Entries from a dataset.

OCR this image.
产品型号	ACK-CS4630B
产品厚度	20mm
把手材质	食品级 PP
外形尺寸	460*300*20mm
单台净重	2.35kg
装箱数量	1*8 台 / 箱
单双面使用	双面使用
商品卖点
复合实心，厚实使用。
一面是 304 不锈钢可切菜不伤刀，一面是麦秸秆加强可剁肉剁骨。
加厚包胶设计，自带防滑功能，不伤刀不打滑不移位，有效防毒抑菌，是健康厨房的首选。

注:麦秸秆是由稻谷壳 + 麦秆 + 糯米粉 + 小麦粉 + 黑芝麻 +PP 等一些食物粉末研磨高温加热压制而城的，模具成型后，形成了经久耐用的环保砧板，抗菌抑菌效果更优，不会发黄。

* * *

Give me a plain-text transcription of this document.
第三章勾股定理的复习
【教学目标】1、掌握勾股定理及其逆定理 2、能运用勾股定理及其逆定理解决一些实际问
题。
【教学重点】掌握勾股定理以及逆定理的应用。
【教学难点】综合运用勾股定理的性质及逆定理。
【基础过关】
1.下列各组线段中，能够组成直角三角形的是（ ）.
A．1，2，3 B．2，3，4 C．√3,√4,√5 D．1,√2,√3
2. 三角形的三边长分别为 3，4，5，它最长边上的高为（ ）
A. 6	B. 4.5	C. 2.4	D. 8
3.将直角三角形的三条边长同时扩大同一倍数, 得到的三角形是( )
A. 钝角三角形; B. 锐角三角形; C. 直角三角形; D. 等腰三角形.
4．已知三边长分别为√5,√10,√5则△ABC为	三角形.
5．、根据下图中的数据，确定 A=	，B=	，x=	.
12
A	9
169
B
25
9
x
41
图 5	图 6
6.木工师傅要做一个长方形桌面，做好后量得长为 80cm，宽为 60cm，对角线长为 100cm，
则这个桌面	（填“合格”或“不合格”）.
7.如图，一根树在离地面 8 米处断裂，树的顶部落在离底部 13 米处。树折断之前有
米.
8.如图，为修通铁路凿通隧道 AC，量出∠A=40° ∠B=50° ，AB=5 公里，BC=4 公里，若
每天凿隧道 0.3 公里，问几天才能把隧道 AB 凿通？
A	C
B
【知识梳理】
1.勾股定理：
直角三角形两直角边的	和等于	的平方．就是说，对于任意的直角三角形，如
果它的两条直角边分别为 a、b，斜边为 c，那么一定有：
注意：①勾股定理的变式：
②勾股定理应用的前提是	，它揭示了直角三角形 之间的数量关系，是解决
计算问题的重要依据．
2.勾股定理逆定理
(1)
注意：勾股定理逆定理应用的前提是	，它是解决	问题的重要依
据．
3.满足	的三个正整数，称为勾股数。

...

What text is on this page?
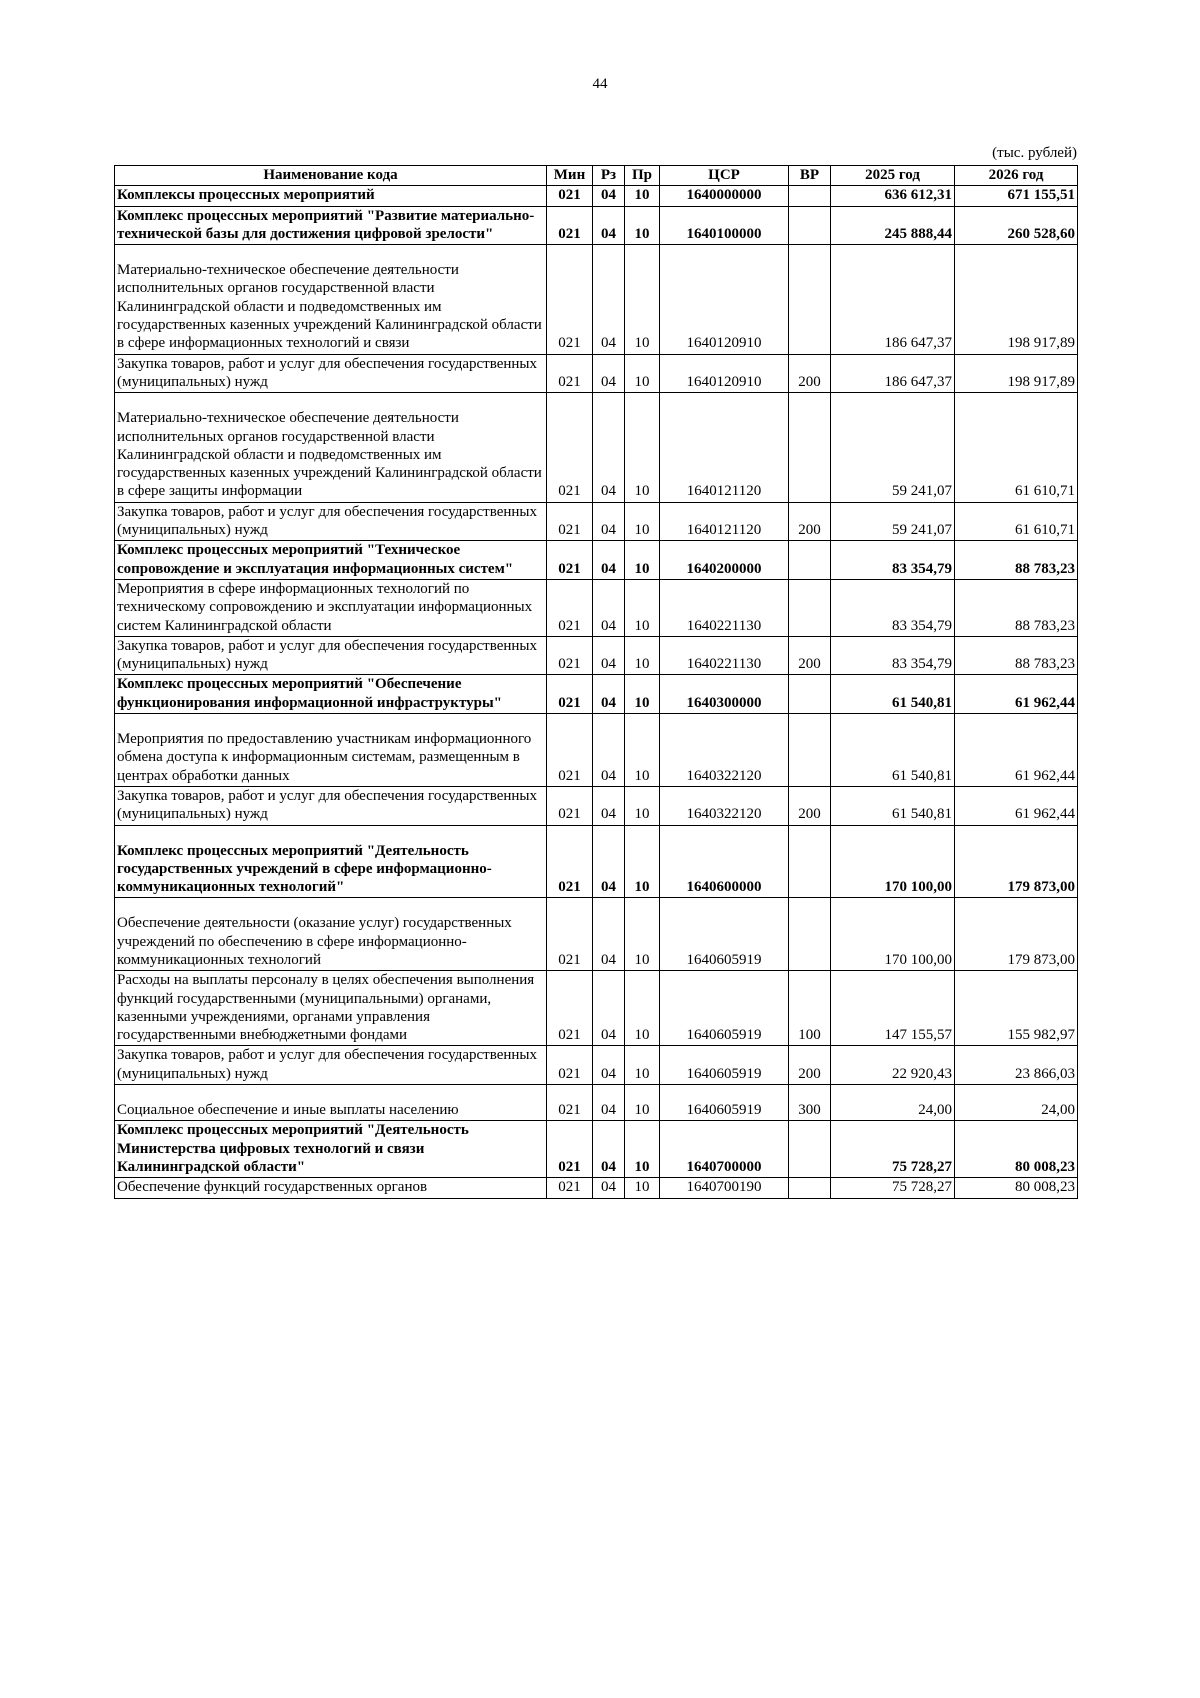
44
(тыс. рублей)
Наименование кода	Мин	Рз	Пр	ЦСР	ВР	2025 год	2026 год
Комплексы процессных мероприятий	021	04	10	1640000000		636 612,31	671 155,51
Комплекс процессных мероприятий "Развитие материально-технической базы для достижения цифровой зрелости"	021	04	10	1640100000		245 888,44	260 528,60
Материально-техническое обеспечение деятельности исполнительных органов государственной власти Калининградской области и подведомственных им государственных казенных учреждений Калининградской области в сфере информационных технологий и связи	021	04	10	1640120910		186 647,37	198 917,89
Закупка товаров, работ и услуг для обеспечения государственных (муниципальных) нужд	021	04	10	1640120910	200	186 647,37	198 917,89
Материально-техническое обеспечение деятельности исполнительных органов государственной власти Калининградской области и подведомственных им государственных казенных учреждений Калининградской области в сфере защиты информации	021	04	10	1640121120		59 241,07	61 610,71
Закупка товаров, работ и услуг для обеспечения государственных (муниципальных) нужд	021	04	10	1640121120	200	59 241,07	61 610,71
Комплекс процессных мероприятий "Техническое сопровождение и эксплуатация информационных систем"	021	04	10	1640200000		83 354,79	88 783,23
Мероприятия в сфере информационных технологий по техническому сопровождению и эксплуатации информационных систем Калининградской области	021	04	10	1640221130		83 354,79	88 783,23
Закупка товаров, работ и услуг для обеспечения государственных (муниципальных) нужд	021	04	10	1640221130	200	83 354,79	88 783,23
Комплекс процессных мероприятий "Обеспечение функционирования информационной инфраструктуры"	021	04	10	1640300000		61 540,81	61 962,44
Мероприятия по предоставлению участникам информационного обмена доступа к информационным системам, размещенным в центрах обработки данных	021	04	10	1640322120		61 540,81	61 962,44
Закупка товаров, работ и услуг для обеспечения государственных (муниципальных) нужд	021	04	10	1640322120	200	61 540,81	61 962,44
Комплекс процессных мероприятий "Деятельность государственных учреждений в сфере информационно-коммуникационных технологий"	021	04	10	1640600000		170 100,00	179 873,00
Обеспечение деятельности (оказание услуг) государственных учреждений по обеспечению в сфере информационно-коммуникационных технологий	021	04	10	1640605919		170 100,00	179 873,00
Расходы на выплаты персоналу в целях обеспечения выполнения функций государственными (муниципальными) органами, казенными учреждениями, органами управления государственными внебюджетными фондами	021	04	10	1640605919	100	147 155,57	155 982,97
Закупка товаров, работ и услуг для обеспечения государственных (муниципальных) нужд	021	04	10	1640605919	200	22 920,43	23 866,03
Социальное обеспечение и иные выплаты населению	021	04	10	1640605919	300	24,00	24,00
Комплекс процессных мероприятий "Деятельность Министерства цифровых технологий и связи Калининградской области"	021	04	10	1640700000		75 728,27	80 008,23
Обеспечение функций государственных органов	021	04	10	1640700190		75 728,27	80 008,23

Task prompt.
Pull out each line of the entries that contains "this".

Written reply.
OCR this image.
Give me a plain-text transcription of this document.
What text is on this page?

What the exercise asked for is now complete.